ITEMS:
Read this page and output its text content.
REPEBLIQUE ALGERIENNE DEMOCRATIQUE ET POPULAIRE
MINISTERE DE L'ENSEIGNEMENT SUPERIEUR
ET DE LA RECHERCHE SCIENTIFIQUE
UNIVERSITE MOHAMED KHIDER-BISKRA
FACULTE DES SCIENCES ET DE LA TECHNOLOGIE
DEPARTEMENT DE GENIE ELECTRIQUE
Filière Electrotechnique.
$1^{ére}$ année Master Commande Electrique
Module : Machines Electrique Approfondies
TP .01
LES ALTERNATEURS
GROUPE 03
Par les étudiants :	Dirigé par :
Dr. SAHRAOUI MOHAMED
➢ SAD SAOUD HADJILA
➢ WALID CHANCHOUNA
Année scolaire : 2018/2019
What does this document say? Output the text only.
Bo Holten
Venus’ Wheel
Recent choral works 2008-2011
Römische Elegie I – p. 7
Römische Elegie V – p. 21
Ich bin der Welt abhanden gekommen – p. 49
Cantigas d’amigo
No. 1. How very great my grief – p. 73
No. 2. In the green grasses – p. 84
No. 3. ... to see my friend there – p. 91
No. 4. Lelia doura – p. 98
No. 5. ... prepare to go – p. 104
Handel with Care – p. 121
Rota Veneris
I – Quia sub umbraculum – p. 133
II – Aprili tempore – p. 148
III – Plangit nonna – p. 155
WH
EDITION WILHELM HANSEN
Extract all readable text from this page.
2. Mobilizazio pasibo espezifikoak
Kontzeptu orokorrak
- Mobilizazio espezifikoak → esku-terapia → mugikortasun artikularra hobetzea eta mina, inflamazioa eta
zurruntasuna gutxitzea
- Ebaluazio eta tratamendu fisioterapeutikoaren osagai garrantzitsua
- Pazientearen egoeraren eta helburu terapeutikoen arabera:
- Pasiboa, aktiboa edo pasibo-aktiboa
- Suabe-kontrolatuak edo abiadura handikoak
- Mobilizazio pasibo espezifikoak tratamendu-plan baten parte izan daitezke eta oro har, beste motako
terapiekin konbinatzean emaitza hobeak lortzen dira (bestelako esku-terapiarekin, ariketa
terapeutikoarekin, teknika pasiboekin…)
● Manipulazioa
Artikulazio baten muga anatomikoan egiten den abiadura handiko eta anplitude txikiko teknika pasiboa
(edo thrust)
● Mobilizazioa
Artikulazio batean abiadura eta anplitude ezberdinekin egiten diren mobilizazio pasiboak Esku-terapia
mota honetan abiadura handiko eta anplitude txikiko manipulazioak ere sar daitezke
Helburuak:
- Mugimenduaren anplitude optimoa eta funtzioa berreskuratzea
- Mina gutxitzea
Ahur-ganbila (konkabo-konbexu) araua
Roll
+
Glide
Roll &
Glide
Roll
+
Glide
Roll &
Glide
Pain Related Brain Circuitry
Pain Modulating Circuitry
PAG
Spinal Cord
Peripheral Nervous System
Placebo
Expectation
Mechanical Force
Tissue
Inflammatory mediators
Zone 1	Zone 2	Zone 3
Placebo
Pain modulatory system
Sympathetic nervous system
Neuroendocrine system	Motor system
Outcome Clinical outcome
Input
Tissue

WHAT NEEDS TO BE DONE: Write out every entry verbatim.

REPLY TO THE EXERCISE:
Read this page and output its text content.
REPEBLIQUE ALGERIENNE DEMOCRATIQUE ET POPULAIRE
MINISTERE DE L'ENSEIGNEMENT SUPERIEUR
ET DE LA RECHERCHE SCIENTIFIQUE
UNIVERSITE MOHAMED KHIDER-BISKRA
FACULTE DES SCIENCES ET DE LA TECHNOLOGIE
DEPARTEMENT DE GENIE ELECTRIQUE
Filière Electrotechnique.
$1^{ére}$ année Master Commande Electrique
Module : Machines Electrique Approfondies
TP .01
LES ALTERNATEURS
GROUPE 03
Par les étudiants :	Dirigé par :
Dr. SAHRAOUI MOHAMED
➢ SAD SAOUD HADJILA
➢ WALID CHANCHOUNA
Année scolaire : 2018/2019
What does this document say? Output the text only.
Bo Holten
Venus’ Wheel
Recent choral works 2008-2011
Römische Elegie I – p. 7
Römische Elegie V – p. 21
Ich bin der Welt abhanden gekommen – p. 49
Cantigas d’amigo
No. 1. How very great my grief – p. 73
No. 2. In the green grasses – p. 84
No. 3. ... to see my friend there – p. 91
No. 4. Lelia doura – p. 98
No. 5. ... prepare to go – p. 104
Handel with Care – p. 121
Rota Veneris
I – Quia sub umbraculum – p. 133
II – Aprili tempore – p. 148
III – Plangit nonna – p. 155
WH
EDITION WILHELM HANSEN
Extract all readable text from this page.
2. Mobilizazio pasibo espezifikoak
Kontzeptu orokorrak
- Mobilizazio espezifikoak → esku-terapia → mugikortasun artikularra hobetzea eta mina, inflamazioa eta
zurruntasuna gutxitzea
- Ebaluazio eta tratamendu fisioterapeutikoaren osagai garrantzitsua
- Pazientearen egoeraren eta helburu terapeutikoen arabera:
- Pasiboa, aktiboa edo pasibo-aktiboa
- Suabe-kontrolatuak edo abiadura handikoak
- Mobilizazio pasibo espezifikoak tratamendu-plan baten parte izan daitezke eta oro har, beste motako
terapiekin konbinatzean emaitza hobeak lortzen dira (bestelako esku-terapiarekin, ariketa
terapeutikoarekin, teknika pasiboekin…)
● Manipulazioa
Artikulazio baten muga anatomikoan egiten den abiadura handiko eta anplitude txikiko teknika pasiboa
(edo thrust)
● Mobilizazioa
Artikulazio batean abiadura eta anplitude ezberdinekin egiten diren mobilizazio pasiboak Esku-terapia
mota honetan abiadura handiko eta anplitude txikiko manipulazioak ere sar daitezke
Helburuak:
- Mugimenduaren anplitude optimoa eta funtzioa berreskuratzea
- Mina gutxitzea
Ahur-ganbila (konkabo-konbexu) araua
Roll
+
Glide
Roll &
Glide
Roll
+
Glide
Roll &
Glide
Pain Related Brain Circuitry
Pain Modulating Circuitry
PAG
Spinal Cord
Peripheral Nervous System
Placebo
Expectation
Mechanical Force
Tissue
Inflammatory mediators
Zone 1	Zone 2	Zone 3
Placebo
Pain modulatory system
Sympathetic nervous system
Neuroendocrine system	Motor system
Outcome Clinical outcome
Input
Tissue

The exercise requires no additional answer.